**Exercise brief:**
Please find all lines in the data that hold the string "infants" and copy them.

[start of Rows]

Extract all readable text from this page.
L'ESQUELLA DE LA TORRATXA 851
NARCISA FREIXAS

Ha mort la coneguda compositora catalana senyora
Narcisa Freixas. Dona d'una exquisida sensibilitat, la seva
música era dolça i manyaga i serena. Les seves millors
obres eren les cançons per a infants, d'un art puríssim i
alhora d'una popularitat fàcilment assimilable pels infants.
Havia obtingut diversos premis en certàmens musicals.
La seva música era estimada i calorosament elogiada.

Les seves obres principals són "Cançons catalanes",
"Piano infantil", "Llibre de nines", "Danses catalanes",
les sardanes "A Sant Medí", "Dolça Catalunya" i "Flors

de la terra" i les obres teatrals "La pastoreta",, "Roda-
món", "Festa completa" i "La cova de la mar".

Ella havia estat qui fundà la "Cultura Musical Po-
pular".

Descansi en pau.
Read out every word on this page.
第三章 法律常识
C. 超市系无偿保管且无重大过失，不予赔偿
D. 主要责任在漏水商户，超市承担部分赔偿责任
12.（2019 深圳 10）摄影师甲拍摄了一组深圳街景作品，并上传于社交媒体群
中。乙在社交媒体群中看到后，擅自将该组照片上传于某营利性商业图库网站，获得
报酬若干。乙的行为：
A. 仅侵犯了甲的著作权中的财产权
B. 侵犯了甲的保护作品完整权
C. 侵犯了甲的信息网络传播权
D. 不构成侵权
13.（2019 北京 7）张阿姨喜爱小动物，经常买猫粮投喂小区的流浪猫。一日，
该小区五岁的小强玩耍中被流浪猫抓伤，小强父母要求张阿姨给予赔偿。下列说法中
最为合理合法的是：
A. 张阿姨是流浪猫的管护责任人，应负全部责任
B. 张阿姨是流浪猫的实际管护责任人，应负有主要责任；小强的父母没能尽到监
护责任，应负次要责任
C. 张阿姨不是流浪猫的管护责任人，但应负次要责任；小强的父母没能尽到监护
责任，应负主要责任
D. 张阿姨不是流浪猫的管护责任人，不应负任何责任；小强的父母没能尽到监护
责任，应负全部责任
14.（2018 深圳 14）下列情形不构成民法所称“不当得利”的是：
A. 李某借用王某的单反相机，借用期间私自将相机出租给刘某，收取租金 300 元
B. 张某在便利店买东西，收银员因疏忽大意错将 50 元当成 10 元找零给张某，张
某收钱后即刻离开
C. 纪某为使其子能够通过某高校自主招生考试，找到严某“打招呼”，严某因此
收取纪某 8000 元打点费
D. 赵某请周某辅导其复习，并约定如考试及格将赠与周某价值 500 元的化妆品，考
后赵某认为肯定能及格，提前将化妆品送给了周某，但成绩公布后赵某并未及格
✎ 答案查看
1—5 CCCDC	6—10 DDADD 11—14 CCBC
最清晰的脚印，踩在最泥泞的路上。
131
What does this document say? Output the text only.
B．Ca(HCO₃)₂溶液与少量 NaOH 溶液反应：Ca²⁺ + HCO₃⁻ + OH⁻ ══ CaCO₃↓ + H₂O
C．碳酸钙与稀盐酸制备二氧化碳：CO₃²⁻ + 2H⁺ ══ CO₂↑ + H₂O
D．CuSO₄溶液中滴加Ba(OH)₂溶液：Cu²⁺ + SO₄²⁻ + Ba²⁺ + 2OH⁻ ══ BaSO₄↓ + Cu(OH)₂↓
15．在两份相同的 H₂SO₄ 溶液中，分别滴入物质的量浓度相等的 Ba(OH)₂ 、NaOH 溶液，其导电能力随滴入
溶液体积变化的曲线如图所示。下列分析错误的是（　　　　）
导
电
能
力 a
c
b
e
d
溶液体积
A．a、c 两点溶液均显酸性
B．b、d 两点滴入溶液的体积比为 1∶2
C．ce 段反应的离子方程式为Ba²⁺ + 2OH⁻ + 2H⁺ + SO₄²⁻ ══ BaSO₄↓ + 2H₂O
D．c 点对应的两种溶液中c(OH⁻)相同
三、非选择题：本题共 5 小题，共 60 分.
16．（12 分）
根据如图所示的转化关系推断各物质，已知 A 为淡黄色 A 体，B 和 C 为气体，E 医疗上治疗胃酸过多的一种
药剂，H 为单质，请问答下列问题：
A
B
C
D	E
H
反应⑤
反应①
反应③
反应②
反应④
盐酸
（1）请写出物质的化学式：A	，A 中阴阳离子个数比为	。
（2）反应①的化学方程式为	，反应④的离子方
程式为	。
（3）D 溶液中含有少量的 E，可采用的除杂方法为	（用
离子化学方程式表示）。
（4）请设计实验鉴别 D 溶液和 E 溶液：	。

[end of Rows]

**In response:**
obres eren les cançons per a infants, d'un art puríssim i
alhora d'una popularitat fàcilment assimilable pels infants.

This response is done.